** START OF Extract provided **
Should have said the Zorki C came from the same seller at a Camera fair before Christmas, a £2  ($3.10) bargain.

These now make a nice little set with my Leica IIIa and it's f2 Summar.





Ian


----------



## Volunteer (Apr 29, 2013)

Congratulations.
I've just ordered 135/3.5 37a for my Chinon Memotronic....


----------



## vintagesnaps (Apr 29, 2013)

Nice set, and nice photos of them, thanks for posting. I don't know much about the Russian cameras but they're interesting to see.


----------



## dxqcanada (Apr 29, 2013)

Ah, great buy ... so many sellers are trying to bump up pricing on FSU lenses.
They look in good physical condition.


----------



## IanG (Apr 30, 2013)

dxqcanada said:


> Ah, great buy ... so many sellers are trying to bump up pricing on FSU lenses.
> They look in good physical condition.



The black one is mint, looks like new, the older silver one is excellent optically slight aging of the aluminium which is normal, ideally needs the focus helical re-greasing but not essential.

The seller (at a camera fair) had 3 or 4 more, I bought the Silver one first and went backa few minutes later & bought the second.  That attracted two dealers who had stalls and sell on ebay as well, they snapped up the rest, so they'll be sold for much more.

There's a lot of equipment sold early an bargain prices that gets sold later on Ebay, you have to shop around.

Ian


----------



## gsgary (Apr 30, 2013)

I have a Zorki 4 with jupiter 8 but have been given a turret finder, jupiter 12 and another Jupiter 8 which is sharper than the other on my M4's will post some shots when i get home


----------



## ktan7 (May 8, 2013)

Wow. These are vintage!


----------



## gsgary (May 9, 2013)

Black Jupiter 8 on a Leica M4


----------



## adlena (Jul 6, 2013)

nice cameras and nice pics as well


----------
** END OF Extract provided **
** START OF Dataset records **
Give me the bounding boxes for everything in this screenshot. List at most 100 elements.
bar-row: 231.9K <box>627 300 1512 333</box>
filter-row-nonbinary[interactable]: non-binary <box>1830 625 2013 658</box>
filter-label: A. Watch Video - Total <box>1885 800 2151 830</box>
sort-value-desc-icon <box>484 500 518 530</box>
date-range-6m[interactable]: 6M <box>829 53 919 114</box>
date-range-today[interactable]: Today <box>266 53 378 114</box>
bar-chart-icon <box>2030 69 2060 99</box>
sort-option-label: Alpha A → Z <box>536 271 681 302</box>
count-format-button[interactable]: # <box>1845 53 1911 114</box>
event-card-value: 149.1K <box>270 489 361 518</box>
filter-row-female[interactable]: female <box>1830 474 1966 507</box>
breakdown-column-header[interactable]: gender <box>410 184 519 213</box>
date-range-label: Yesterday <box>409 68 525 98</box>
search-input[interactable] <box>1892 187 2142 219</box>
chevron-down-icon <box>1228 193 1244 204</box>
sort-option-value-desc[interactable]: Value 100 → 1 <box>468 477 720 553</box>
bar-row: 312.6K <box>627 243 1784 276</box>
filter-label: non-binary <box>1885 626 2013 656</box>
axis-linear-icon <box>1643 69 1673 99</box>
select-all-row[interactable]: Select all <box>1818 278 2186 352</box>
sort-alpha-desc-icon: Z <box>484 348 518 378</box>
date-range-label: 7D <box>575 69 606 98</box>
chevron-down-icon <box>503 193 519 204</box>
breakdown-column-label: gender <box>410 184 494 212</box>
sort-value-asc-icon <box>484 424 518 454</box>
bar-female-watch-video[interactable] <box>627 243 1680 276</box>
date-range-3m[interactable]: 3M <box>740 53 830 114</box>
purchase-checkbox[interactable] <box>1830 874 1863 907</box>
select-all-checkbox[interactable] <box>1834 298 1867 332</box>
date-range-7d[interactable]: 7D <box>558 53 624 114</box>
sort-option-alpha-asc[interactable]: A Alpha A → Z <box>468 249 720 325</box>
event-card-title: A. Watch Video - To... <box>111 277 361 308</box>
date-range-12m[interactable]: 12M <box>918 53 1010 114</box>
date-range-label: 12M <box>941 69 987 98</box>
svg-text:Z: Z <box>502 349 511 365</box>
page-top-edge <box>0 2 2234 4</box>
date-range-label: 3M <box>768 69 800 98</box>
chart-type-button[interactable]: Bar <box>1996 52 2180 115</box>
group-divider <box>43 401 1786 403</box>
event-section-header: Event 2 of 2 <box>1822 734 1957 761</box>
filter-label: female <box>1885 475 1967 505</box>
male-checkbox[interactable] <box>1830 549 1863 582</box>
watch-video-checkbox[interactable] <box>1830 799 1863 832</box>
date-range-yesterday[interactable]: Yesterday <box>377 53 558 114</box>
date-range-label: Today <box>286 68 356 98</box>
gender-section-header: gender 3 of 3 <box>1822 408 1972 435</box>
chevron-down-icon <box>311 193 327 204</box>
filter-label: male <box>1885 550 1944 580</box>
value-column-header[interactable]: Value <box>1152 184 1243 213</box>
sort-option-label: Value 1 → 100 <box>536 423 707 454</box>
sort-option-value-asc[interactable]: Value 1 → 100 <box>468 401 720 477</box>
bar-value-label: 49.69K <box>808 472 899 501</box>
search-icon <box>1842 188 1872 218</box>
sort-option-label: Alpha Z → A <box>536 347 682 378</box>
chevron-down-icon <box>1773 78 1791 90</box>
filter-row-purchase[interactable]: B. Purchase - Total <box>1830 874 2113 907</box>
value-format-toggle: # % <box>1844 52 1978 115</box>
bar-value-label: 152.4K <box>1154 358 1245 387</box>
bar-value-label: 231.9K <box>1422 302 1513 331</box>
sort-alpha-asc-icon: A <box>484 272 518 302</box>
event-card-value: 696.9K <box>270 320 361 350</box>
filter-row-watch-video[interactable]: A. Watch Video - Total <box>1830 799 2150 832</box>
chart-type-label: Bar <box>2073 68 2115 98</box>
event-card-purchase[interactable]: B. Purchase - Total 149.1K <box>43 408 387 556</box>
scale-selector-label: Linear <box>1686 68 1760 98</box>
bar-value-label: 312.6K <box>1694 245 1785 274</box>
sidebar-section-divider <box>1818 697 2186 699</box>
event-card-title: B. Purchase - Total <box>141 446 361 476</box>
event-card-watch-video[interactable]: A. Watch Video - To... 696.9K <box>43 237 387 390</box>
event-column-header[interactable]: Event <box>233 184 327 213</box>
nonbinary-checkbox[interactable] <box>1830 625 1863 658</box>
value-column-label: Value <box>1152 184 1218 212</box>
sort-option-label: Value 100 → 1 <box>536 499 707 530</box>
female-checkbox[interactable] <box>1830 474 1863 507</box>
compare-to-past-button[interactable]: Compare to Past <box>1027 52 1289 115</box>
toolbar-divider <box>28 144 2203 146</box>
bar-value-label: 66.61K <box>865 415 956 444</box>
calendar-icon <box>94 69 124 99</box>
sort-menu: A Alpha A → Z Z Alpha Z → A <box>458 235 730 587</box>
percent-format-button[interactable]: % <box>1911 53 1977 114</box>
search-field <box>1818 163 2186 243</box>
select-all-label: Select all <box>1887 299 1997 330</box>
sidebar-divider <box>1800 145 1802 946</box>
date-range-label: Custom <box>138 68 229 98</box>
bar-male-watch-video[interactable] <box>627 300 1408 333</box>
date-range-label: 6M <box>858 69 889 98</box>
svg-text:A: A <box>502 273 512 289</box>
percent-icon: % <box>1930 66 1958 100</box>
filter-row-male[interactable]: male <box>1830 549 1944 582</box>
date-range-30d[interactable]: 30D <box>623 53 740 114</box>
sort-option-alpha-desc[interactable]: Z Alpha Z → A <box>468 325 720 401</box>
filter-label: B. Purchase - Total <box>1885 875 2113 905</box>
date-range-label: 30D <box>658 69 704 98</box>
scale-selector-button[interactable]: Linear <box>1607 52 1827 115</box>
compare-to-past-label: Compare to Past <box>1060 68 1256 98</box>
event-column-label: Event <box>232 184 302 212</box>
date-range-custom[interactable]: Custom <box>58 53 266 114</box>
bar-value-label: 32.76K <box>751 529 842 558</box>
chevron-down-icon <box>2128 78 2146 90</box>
** END OF Dataset records **
Exercise A >> From the camera forum thread above, repeat the passage from "## dxqcanada (Apr" up to and including "IanG (Apr 30, 2013)".
Exercise B >> According to the camera forum thread, who bought the rest of the seller's lenses after Ian's two purchases?

Task solution A >>
## dxqcanada (Apr 29, 2013)

Ah, great buy ... so many sellers are trying to bump up pricing on FSU lenses.
They look in good physical condition.


----------



## IanG (Apr 30, 2013)

Task solution B >> Two dealers who had stalls at the fair and also sell on eBay.